__WRITTEN REQUEST__
Find each line with the string "гражданской" and copy it.

Recorded data:
-- BEGIN --
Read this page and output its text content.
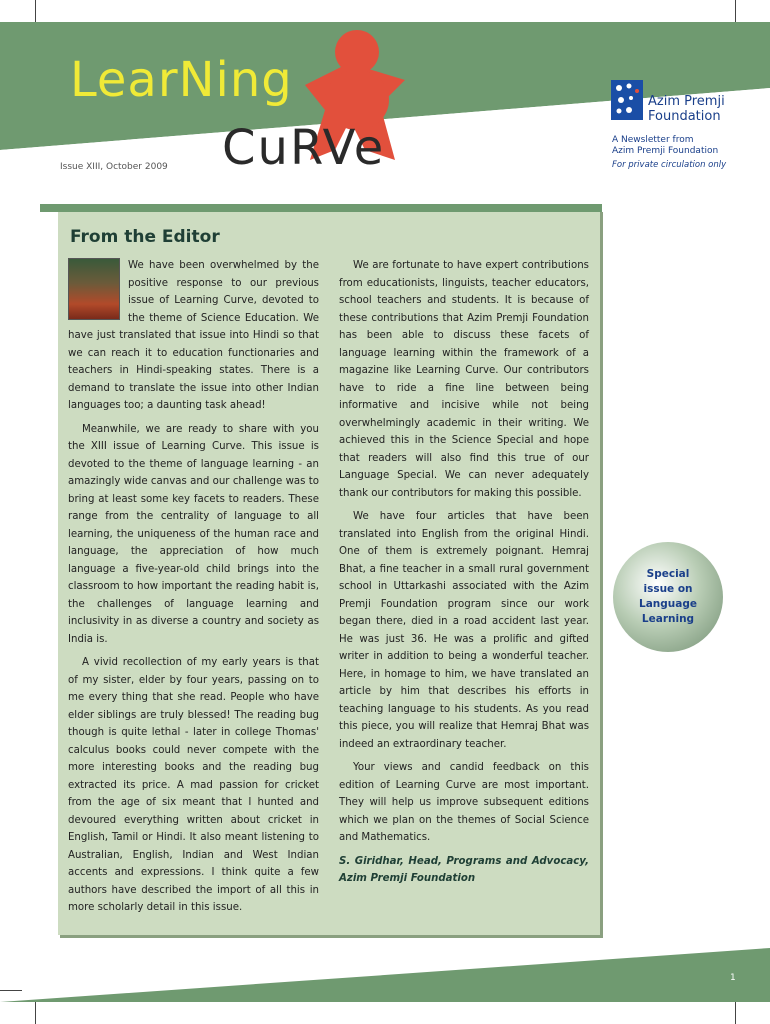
LearNing
CuRVe
Issue XIII, October 2009
Azim Premji
Foundation
A Newsletter from
Azim Premji Foundation
For private circulation only
From the Editor

We have been overwhelmed by the positive response to our previous issue of Learning Curve, devoted to the theme of Science Education. We have just translated that issue into Hindi so that we can reach it to education functionaries and teachers in Hindi-speaking states. There is a demand to translate the issue into other Indian languages too; a daunting task ahead!

Meanwhile, we are ready to share with you the XIII issue of Learning Curve. This issue is devoted to the theme of language learning - an amazingly wide canvas and our challenge was to bring at least some key facets to readers. These range from the centrality of language to all learning, the uniqueness of the human race and language, the appreciation of how much language a five-year-old child brings into the classroom to how important the reading habit is, the challenges of language learning and inclusivity in as diverse a country and society as India is.

A vivid recollection of my early years is that of my sister, elder by four years, passing on to me every thing that she read. People who have elder siblings are truly blessed! The reading bug though is quite lethal - later in college Thomas' calculus books could never compete with the more interesting books and the reading bug extracted its price. A mad passion for cricket from the age of six meant that I hunted and devoured everything written about cricket in English, Tamil or Hindi. It also meant listening to Australian, English, Indian and West Indian accents and expressions. I think quite a few authors have described the import of all this in more scholarly detail in this issue.

We are fortunate to have expert contributions from educationists, linguists, teacher educators, school teachers and students. It is because of these contributions that Azim Premji Foundation has been able to discuss these facets of language learning within the framework of a magazine like Learning Curve. Our contributors have to ride a fine line between being informative and incisive while not being overwhelmingly academic in their writing. We achieved this in the Science Special and hope that readers will also find this true of our Language Special. We can never adequately thank our contributors for making this possible.

We have four articles that have been translated into English from the original Hindi. One of them is extremely poignant. Hemraj Bhat, a fine teacher in a small rural government school in Uttarkashi associated with the Azim Premji Foundation program since our work began there, died in a road accident last year. He was just 36. He was a prolific and gifted writer in addition to being a wonderful teacher. Here, in homage to him, we have translated an article by him that describes his efforts in teaching language to his students. As you read this piece, you will realize that Hemraj Bhat was indeed an extraordinary teacher.

Your views and candid feedback on this edition of Learning Curve are most important. They will help us improve subsequent editions which we plan on the themes of Social Science and Mathematics.

S. Giridhar, Head, Programs and Advocacy, Azim Premji Foundation

Special issue on Language Learning
1
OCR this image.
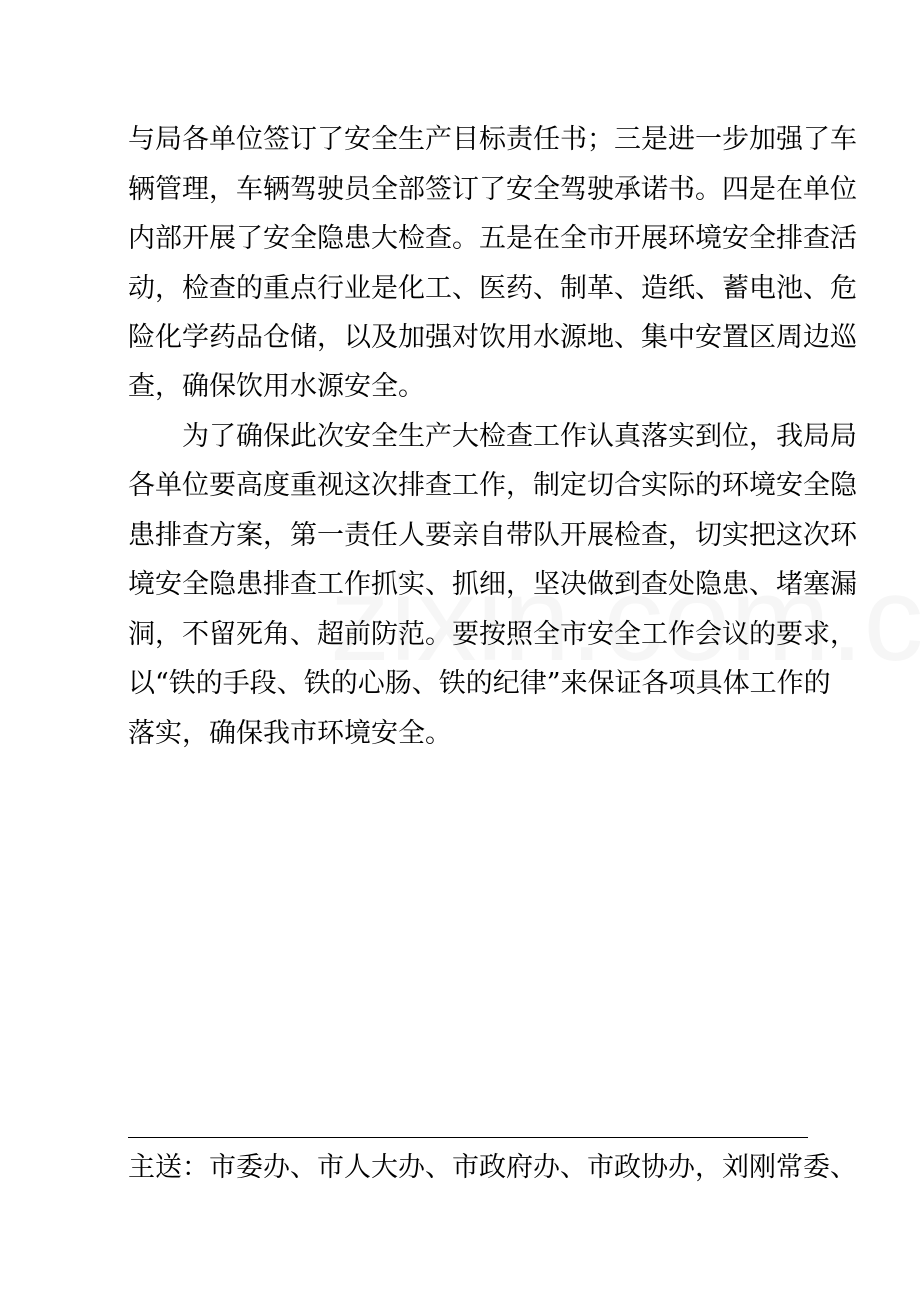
与局各单位签订了安全生产目标责任书；三是进一步加强了车
辆管理，车辆驾驶员全部签订了安全驾驶承诺书。四是在单位
内部开展了安全隐患大检查。五是在全市开展环境安全排查活
动，检查的重点行业是化工、医药、制革、造纸、蓄电池、危
险化学药品仓储，以及加强对饮用水源地、集中安置区周边巡
查，确保饮用水源安全。
　　为了确保此次安全生产大检查工作认真落实到位，我局局
各单位要高度重视这次排查工作，制定切合实际的环境安全隐
患排查方案，第一责任人要亲自带队开展检查，切实把这次环
境安全隐患排查工作抓实、抓细，坚决做到查处隐患、堵塞漏
洞，不留死角、超前防范。要按照全市安全工作会议的要求，
以“铁的手段、铁的心肠、铁的纪律”来保证各项具体工作的
落实，确保我市环境安全。
主送：市委办、市人大办、市政府办、市政协办，刘刚常委、
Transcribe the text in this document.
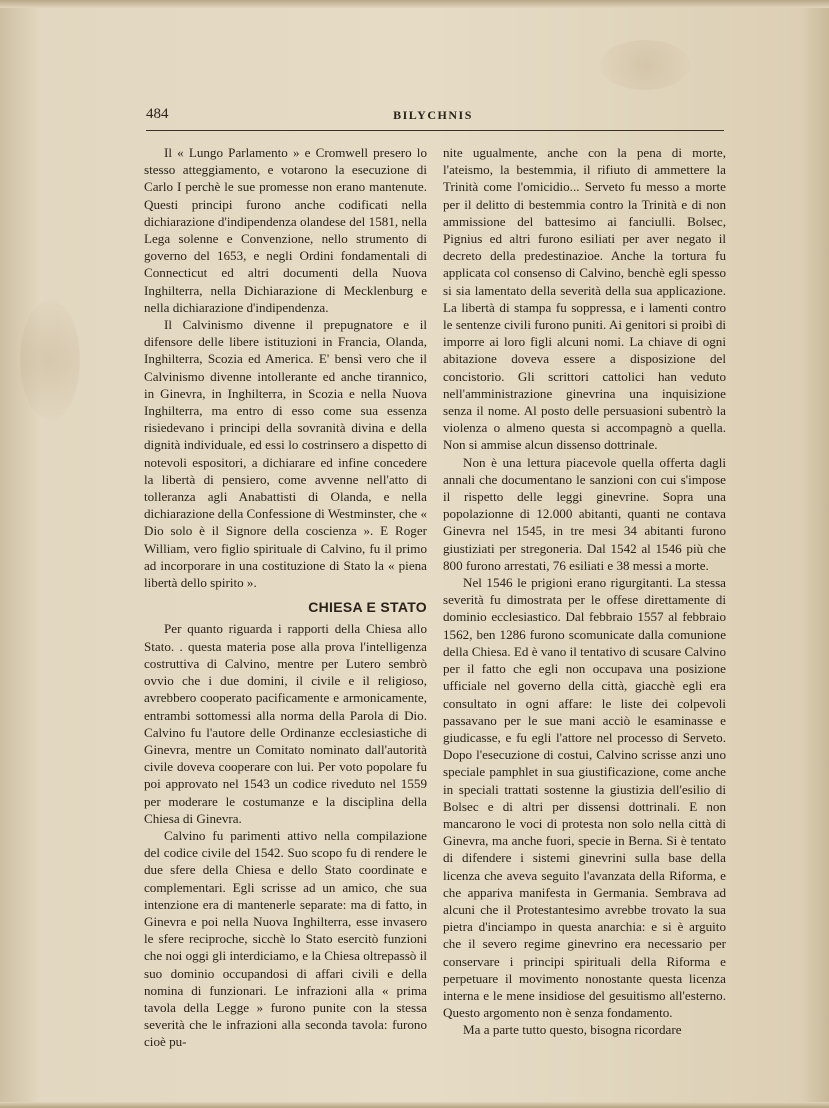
484	BILYCHNIS

Il « Lungo Parlamento » e Cromwell presero lo stesso atteggiamento, e votarono la esecuzione di Carlo I perchè le sue promesse non erano mantenute. Questi principi furono anche codificati nella dichiarazione d'indipendenza olandese del 1581, nella Lega solenne e Convenzione, nello strumento di governo del 1653, e negli Ordini fondamentali di Connecticut ed altri documenti della Nuova Inghilterra, nella Dichiarazione di Mecklenburg e nella dichiarazione d'indipendenza.

Il Calvinismo divenne il prepugnatore e il difensore delle libere istituzioni in Francia, Olanda, Inghilterra, Scozia ed America. E' bensì vero che il Calvinismo divenne intollerante ed anche tirannico, in Ginevra, in Inghilterra, in Scozia e nella Nuova Inghilterra, ma entro di esso come sua essenza risiedevano i principi della sovranità divina e della dignità individuale, ed essi lo costrinsero a dispetto di notevoli espositori, a dichiarare ed infine concedere la libertà di pensiero, come avvenne nell'atto di tolleranza agli Anabattisti di Olanda, e nella dichiarazione della Confessione di Westminster, che « Dio solo è il Signore della coscienza ». E Roger William, vero figlio spirituale di Calvino, fu il primo ad incorporare in una costituzione di Stato la « piena libertà dello spirito ».

CHIESA E STATO

Per quanto riguarda i rapporti della Chiesa allo Stato. . questa materia pose alla prova l'intelligenza costruttiva di Calvino, mentre per Lutero sembrò ovvio che i due domini, il civile e il religioso, avrebbero cooperato pacificamente e armonicamente, entrambi sottomessi alla norma della Parola di Dio. Calvino fu l'autore delle Ordinanze ecclesiastiche di Ginevra, mentre un Comitato nominato dall'autorità civile doveva cooperare con lui. Per voto popolare fu poi approvato nel 1543 un codice riveduto nel 1559 per moderare le costumanze e la disciplina della Chiesa di Ginevra.

Calvino fu parimenti attivo nella compilazione del codice civile del 1542. Suo scopo fu di rendere le due sfere della Chiesa e dello Stato coordinate e complementari. Egli scrisse ad un amico, che sua intenzione era di mantenerle separate: ma di fatto, in Ginevra e poi nella Nuova Inghilterra, esse invasero le sfere reciproche, sicchè lo Stato esercitò funzioni che noi oggi gli interdiciamo, e la Chiesa oltrepassò il suo dominio occupandosi di affari civili e della nomina di funzionari. Le infrazioni alla « prima tavola della Legge » furono punite con la stessa severità che le infrazioni alla seconda tavola: furono cioè pu-

nite ugualmente, anche con la pena di morte, l'ateismo, la bestemmia, il rifiuto di ammettere la Trinità come l'omicidio... Serveto fu messo a morte per il delitto di bestemmia contro la Trinità e di non ammissione del battesimo ai fanciulli. Bolsec, Pignius ed altri furono esiliati per aver negato il decreto della predestinazioe. Anche la tortura fu applicata col consenso di Calvino, benchè egli spesso si sia lamentato della severità della sua applicazione. La libertà di stampa fu soppressa, e i lamenti contro le sentenze civili furono puniti. Ai genitori si proibì di imporre ai loro figli alcuni nomi. La chiave di ogni abitazione doveva essere a disposizione del concistorio. Gli scrittori cattolici han veduto nell'amministrazione ginevrina una inquisizione senza il nome. Al posto delle persuasioni subentrò la violenza o almeno questa si accompagnò a quella. Non si ammise alcun dissenso dottrinale.

Non è una lettura piacevole quella offerta dagli annali che documentano le sanzioni con cui s'impose il rispetto delle leggi ginevrine. Sopra una popolazionne di 12.000 abitanti, quanti ne contava Ginevra nel 1545, in tre mesi 34 abitanti furono giustiziati per stregoneria. Dal 1542 al 1546 più che 800 furono arrestati, 76 esiliati e 38 messi a morte.

Nel 1546 le prigioni erano rigurgitanti. La stessa severità fu dimostrata per le offese direttamente di dominio ecclesiastico. Dal febbraio 1557 al febbraio 1562, ben 1286 furono scomunicate dalla comunione della Chiesa. Ed è vano il tentativo di scusare Calvino per il fatto che egli non occupava una posizione ufficiale nel governo della città, giacchè egli era consultato in ogni affare: le liste dei colpevoli passavano per le sue mani acciò le esaminasse e giudicasse, e fu egli l'attore nel processo di Serveto. Dopo l'esecuzione di costui, Calvino scrisse anzi uno speciale pamphlet in sua giustificazione, come anche in speciali trattati sostenne la giustizia dell'esilio di Bolsec e di altri per dissensi dottrinali. E non mancarono le voci di protesta non solo nella città di Ginevra, ma anche fuori, specie in Berna. Si è tentato di difendere i sistemi ginevrini sulla base della licenza che aveva seguito l'avanzata della Riforma, e che appariva manifesta in Germania. Sembrava ad alcuni che il Protestantesimo avrebbe trovato la sua pietra d'inciampo in questa anarchia: e si è arguito che il severo regime ginevrino era necessario per conservare i principi spirituali della Riforma e perpetuare il movimento nonostante questa licenza interna e le mene insidiose del gesuitismo all'esterno. Questo argomento non è senza fondamento.

Ma a parte tutto questo, bisogna ricordare
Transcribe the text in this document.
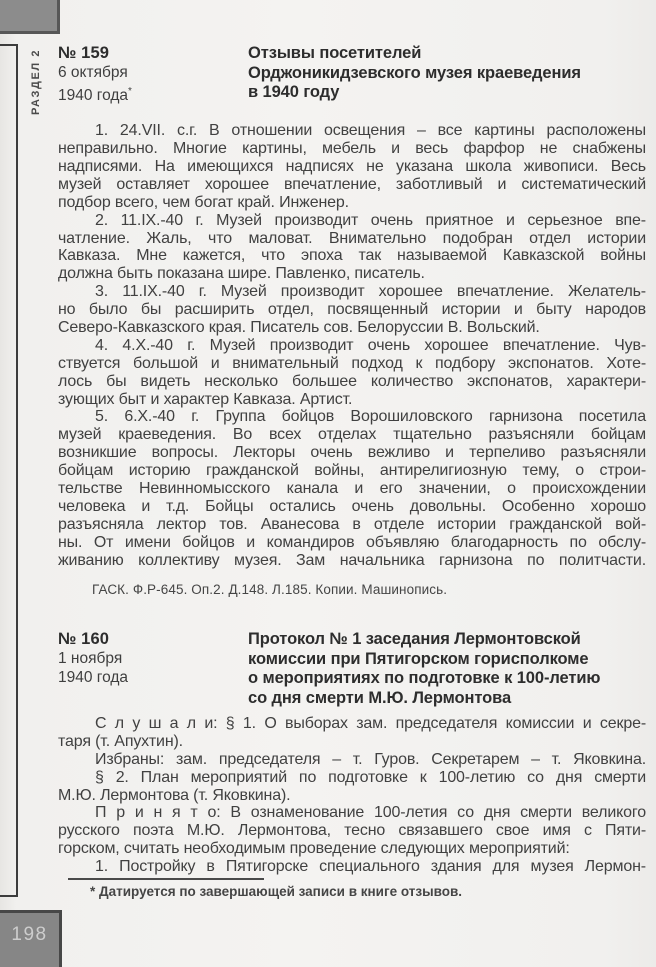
РАЗДЕЛ 2 № 159
6 октября
1940 года*
Отзывы посетителей
Орджоникидзевского музея краеведения
в 1940 году
1. 24.VII. с.г. В отношении освещения – все картины расположены
неправильно. Многие картины, мебель и весь фарфор не снабжены
надписями. На имеющихся надписях не указана школа живописи. Весь
музей оставляет хорошее впечатление, заботливый и систематический
подбор всего, чем богат край. Инженер.
2. 11.IX.-40 г. Музей производит очень приятное и серьезное впе-
чатление. Жаль, что маловат. Внимательно подобран отдел истории
Кавказа. Мне кажется, что эпоха так называемой Кавказской войны
должна быть показана шире. Павленко, писатель.
3. 11.IX.-40 г. Музей производит хорошее впечатление. Желатель-
но было бы расширить отдел, посвященный истории и быту народов
Северо-Кавказского края. Писатель сов. Белоруссии В. Вольский.
4. 4.X.-40 г. Музей производит очень хорошее впечатление. Чув-
ствуется большой и внимательный подход к подбору экспонатов. Хоте-
лось бы видеть несколько большее количество экспонатов, характери-
зующих быт и характер Кавказа. Артист.
5. 6.X.-40 г. Группа бойцов Ворошиловского гарнизона посетила
музей краеведения. Во всех отделах тщательно разъясняли бойцам
возникшие вопросы. Лекторы очень вежливо и терпеливо разъясняли
бойцам историю гражданской войны, антирелигиозную тему, о строи-
тельстве Невинномысского канала и его значении, о происхождении
человека и т.д. Бойцы остались очень довольны. Особенно хорошо
разъясняла лектор тов. Аванесова в отделе истории гражданской вой-
ны. От имени бойцов и командиров объявляю благодарность по обслу-
живанию коллективу музея. Зам начальника гарнизона по политчасти.
ГАСК. Ф.Р-645. Оп.2. Д.148. Л.185. Копии. Машинопись.
№ 160
1 ноября
1940 года
Протокол № 1 заседания Лермонтовской
комиссии при Пятигорском горисполкоме
о мероприятиях по подготовке к 100-летию
со дня смерти М.Ю. Лермонтова
С л у ш а л и: § 1. О выборах зам. председателя комиссии и секре-
таря (т. Апухтин).
Избраны: зам. председателя – т. Гуров. Секретарем – т. Яковкина.
§ 2. План мероприятий по подготовке к 100-летию со дня смерти
М.Ю. Лермонтова (т. Яковкина).
П р и н я т о: В ознаменование 100-летия со дня смерти великого
русского поэта М.Ю. Лермонтова, тесно связавшего свое имя с Пяти-
горском, считать необходимым проведение следующих мероприятий:
1. Постройку в Пятигорске специального здания для музея Лермон-
* Датируется по завершающей записи в книге отзывов.
198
-- END --
__EXERCISE RESULT__
бойцам историю гражданской войны, антирелигиозную тему, о строи-
разъясняла лектор тов. Аванесова в отделе истории гражданской вой-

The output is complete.